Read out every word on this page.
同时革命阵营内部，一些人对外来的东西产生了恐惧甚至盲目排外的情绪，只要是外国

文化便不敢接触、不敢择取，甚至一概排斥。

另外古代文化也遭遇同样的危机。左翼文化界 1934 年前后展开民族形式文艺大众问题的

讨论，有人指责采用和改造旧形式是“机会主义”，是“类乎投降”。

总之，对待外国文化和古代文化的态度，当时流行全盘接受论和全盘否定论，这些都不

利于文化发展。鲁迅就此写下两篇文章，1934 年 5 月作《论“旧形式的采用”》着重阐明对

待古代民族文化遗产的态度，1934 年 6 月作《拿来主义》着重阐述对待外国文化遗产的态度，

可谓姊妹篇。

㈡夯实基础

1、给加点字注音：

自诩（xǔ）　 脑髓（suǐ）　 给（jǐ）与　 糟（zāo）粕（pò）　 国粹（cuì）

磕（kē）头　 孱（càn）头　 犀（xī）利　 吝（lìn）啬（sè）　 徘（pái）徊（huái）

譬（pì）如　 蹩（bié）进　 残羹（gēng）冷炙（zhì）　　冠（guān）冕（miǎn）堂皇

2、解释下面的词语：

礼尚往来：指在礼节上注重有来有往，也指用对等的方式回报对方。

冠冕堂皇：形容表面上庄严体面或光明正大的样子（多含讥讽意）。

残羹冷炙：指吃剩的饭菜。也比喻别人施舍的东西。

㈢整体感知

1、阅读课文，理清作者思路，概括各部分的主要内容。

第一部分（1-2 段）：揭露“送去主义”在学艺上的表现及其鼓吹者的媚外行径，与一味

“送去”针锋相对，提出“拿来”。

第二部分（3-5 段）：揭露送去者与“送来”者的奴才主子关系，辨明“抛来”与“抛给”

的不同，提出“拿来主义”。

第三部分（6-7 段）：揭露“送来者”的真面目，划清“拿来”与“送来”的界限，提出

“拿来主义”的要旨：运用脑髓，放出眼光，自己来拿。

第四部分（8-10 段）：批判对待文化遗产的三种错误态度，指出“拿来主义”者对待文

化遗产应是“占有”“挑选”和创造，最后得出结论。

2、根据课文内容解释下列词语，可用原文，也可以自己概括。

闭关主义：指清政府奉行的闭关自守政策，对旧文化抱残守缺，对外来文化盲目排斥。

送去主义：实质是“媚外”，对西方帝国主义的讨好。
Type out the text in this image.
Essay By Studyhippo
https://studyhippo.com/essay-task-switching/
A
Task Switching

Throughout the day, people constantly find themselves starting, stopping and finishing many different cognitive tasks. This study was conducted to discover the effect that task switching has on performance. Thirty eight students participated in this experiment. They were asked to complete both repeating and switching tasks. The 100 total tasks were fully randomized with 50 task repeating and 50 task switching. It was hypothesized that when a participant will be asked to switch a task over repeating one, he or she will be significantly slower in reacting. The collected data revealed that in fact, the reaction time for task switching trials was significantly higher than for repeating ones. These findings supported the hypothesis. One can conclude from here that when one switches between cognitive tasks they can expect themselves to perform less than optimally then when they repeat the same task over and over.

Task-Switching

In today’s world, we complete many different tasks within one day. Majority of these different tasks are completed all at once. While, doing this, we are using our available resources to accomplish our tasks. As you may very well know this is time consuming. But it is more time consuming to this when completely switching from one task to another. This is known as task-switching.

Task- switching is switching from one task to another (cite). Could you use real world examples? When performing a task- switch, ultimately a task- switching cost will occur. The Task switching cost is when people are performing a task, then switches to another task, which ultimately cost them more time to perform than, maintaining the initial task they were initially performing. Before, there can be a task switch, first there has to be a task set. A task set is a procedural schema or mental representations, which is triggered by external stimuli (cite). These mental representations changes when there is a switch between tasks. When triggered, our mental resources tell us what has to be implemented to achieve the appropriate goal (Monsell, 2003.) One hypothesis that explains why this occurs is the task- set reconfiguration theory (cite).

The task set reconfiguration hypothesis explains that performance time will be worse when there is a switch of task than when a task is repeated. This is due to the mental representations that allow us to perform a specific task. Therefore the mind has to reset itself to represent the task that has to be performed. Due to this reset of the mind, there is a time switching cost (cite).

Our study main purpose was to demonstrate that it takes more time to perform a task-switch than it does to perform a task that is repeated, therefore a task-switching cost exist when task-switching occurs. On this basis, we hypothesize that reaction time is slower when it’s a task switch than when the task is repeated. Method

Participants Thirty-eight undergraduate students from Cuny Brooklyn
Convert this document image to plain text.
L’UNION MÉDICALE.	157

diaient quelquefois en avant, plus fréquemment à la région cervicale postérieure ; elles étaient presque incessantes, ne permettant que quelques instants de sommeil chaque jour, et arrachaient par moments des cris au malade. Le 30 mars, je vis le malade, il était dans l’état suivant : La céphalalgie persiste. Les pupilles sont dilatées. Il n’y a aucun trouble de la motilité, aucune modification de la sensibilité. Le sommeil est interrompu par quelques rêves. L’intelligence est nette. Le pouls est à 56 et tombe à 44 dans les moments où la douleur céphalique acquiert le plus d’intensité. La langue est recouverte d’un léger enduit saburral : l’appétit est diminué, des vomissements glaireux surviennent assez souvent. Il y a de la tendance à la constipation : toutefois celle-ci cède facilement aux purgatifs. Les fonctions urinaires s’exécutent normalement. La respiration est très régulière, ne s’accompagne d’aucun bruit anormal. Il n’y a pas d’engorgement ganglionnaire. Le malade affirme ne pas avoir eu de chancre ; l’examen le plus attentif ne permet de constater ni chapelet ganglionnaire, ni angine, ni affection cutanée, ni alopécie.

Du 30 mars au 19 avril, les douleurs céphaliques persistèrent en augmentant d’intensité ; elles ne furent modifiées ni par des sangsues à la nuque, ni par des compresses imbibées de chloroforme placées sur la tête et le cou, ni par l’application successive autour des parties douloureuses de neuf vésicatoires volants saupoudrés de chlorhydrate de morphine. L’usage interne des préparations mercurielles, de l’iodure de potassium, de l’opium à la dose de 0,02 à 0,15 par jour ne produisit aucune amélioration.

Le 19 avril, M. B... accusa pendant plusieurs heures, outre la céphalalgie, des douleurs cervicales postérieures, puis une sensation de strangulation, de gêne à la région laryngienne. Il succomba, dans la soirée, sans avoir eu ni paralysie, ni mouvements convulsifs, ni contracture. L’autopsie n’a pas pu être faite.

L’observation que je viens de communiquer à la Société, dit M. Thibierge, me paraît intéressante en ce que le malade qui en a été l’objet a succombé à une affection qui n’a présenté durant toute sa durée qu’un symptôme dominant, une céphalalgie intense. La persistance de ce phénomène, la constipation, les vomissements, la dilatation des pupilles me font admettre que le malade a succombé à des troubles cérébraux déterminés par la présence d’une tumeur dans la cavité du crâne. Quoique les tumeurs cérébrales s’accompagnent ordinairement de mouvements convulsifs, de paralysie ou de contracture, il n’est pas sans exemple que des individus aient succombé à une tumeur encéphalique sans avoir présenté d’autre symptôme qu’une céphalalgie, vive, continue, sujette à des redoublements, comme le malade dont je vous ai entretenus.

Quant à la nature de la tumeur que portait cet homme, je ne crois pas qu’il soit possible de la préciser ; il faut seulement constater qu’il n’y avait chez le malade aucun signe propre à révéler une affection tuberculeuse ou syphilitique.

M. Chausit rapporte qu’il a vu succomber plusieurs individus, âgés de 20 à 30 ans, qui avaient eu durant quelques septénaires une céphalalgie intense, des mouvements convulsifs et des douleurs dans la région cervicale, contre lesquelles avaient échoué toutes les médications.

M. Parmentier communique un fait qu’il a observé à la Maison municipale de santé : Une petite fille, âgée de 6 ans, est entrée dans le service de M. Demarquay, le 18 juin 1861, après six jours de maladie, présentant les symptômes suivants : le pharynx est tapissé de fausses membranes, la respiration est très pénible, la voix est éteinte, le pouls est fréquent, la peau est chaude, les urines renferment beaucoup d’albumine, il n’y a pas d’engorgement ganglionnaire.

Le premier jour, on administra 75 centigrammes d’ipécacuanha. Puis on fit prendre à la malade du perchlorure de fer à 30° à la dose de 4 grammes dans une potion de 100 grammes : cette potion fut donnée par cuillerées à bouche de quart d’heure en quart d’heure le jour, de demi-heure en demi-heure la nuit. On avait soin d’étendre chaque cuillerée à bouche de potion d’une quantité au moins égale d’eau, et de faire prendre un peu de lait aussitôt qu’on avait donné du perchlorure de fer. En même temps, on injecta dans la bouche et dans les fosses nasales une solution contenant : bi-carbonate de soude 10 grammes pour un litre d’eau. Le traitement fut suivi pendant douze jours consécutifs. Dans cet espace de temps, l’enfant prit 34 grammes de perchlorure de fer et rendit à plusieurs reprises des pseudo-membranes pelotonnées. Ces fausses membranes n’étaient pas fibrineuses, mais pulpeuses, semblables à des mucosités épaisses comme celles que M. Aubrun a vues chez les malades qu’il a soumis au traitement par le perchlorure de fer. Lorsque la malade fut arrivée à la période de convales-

○ ○ ○

WHAT THE EXERCISE ASKS ▸ Point out every line holding the string "individus" and copy it.

OUTPUT ▸
L’observation que je viens de communiquer à la Société, dit M. Thibierge, me paraît intéressante en ce que le malade qui en a été l’objet a succombé à une affection qui n’a présenté durant toute sa durée qu’un symptôme dominant, une céphalalgie intense. La persistance de ce phénomène, la constipation, les vomissements, la dilatation des pupilles me font admettre que le malade a succombé à des troubles cérébraux déterminés par la présence d’une tumeur dans la cavité du crâne. Quoique les tumeurs cérébrales s’accompagnent ordinairement de mouvements convulsifs, de paralysie ou de contracture, il n’est pas sans exemple que des individus aient succombé à une tumeur encéphalique sans avoir présenté d’autre symptôme qu’une céphalalgie, vive, continue, sujette à des redoublements, comme le malade dont je vous ai entretenus.
M. Chausit rapporte qu’il a vu succomber plusieurs individus, âgés de 20 à 30 ans, qui avaient eu durant quelques septénaires une céphalalgie intense, des mouvements convulsifs et des douleurs dans la région cervicale, contre lesquelles avaient échoué toutes les médications.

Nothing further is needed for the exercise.